Stored entries:

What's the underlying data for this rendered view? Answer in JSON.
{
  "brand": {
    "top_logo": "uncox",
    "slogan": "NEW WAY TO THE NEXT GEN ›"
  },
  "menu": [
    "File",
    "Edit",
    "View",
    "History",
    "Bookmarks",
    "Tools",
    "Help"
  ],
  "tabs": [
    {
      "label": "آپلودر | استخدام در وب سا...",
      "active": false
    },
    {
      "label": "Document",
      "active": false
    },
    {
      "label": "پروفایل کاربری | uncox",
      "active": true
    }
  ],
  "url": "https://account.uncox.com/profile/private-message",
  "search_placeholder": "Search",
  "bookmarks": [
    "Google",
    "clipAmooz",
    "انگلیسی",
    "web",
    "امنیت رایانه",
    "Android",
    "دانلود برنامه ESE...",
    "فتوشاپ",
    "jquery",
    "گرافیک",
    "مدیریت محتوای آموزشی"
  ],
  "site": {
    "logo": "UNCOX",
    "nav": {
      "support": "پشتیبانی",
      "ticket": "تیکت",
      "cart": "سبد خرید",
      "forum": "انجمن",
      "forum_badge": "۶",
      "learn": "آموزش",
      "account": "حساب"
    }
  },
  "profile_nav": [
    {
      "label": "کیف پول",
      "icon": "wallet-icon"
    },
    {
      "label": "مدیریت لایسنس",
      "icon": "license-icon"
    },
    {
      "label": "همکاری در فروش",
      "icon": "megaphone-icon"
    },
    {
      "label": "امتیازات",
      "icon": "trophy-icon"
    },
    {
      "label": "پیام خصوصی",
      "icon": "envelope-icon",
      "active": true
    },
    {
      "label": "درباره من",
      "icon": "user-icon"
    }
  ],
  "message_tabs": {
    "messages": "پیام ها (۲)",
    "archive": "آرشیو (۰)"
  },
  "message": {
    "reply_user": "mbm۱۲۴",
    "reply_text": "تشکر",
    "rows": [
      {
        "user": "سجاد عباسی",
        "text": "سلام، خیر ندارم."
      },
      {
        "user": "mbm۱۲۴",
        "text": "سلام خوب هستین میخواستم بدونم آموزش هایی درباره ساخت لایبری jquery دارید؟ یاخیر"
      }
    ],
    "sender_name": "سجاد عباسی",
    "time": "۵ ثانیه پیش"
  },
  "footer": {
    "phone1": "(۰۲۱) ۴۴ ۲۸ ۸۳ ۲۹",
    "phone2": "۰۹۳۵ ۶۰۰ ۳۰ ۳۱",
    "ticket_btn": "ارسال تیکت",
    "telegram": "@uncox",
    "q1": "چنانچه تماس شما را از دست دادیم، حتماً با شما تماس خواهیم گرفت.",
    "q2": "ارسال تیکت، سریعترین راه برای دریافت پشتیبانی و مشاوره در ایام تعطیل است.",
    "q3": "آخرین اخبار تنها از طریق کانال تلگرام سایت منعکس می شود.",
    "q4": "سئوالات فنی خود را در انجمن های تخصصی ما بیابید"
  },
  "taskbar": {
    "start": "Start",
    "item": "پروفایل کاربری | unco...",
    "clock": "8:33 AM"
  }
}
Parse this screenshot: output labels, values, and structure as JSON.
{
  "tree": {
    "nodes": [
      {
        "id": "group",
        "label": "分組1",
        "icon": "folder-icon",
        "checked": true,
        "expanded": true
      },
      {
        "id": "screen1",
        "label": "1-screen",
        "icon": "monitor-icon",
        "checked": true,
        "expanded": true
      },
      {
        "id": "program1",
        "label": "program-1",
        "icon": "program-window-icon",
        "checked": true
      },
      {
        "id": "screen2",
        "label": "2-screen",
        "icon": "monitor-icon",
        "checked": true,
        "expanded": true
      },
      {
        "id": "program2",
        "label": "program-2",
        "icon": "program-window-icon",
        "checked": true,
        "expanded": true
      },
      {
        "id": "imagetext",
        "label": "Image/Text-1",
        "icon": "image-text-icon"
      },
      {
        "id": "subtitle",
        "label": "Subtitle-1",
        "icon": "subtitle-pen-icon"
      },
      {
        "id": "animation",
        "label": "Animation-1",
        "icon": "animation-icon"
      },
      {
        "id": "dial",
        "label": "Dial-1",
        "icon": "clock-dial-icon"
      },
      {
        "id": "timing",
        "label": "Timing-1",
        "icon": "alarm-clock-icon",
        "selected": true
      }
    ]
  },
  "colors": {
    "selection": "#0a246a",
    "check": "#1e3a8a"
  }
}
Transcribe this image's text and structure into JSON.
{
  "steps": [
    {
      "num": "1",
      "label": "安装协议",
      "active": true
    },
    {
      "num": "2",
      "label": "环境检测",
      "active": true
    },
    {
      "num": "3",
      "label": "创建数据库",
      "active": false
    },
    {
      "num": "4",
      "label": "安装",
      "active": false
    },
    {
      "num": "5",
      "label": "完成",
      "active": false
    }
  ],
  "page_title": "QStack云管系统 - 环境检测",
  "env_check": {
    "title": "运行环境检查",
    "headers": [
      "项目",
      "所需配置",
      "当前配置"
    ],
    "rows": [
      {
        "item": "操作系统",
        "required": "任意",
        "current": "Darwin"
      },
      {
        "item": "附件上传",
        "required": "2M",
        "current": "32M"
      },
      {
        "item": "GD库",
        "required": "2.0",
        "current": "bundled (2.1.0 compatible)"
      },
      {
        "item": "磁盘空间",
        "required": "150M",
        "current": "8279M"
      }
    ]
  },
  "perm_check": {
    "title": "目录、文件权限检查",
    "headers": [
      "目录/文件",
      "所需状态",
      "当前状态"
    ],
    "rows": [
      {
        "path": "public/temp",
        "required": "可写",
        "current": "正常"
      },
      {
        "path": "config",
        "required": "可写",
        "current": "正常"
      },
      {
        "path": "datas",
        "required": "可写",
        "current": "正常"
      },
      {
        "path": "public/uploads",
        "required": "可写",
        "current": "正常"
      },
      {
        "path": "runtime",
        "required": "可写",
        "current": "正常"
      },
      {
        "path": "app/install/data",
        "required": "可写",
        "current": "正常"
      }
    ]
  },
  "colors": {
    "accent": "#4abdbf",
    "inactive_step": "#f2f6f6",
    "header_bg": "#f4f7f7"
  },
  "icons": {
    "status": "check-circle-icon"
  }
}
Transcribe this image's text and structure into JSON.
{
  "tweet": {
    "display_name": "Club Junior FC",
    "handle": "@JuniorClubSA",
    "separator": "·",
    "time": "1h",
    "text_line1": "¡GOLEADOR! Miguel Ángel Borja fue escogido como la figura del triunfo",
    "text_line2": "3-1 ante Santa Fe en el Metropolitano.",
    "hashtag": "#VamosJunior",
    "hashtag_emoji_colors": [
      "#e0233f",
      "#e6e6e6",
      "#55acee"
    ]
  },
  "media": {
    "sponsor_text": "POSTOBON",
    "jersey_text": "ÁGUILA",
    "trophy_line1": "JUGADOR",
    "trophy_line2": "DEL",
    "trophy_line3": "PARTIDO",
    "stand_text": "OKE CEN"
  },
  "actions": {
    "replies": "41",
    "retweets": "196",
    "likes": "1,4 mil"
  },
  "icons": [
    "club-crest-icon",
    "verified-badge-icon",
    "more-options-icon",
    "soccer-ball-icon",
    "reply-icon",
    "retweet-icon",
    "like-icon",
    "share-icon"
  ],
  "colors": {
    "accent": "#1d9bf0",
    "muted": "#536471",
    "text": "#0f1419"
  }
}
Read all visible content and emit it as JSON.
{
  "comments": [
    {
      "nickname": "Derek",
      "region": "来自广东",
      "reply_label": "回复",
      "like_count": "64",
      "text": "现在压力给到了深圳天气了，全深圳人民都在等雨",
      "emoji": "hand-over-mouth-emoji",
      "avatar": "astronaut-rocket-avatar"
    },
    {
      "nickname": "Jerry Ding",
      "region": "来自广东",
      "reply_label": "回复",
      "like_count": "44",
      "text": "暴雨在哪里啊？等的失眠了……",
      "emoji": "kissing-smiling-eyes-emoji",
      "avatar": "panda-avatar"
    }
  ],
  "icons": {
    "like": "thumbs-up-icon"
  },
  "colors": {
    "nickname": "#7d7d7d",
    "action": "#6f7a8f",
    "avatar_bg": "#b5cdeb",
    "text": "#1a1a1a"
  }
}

What to do: Where does the word "环境检测" appear in the listing? List each line that holds it.

Result of the exercise:
      "label": "环境检测",
  "page_title": "QStack云管系统 - 环境检测",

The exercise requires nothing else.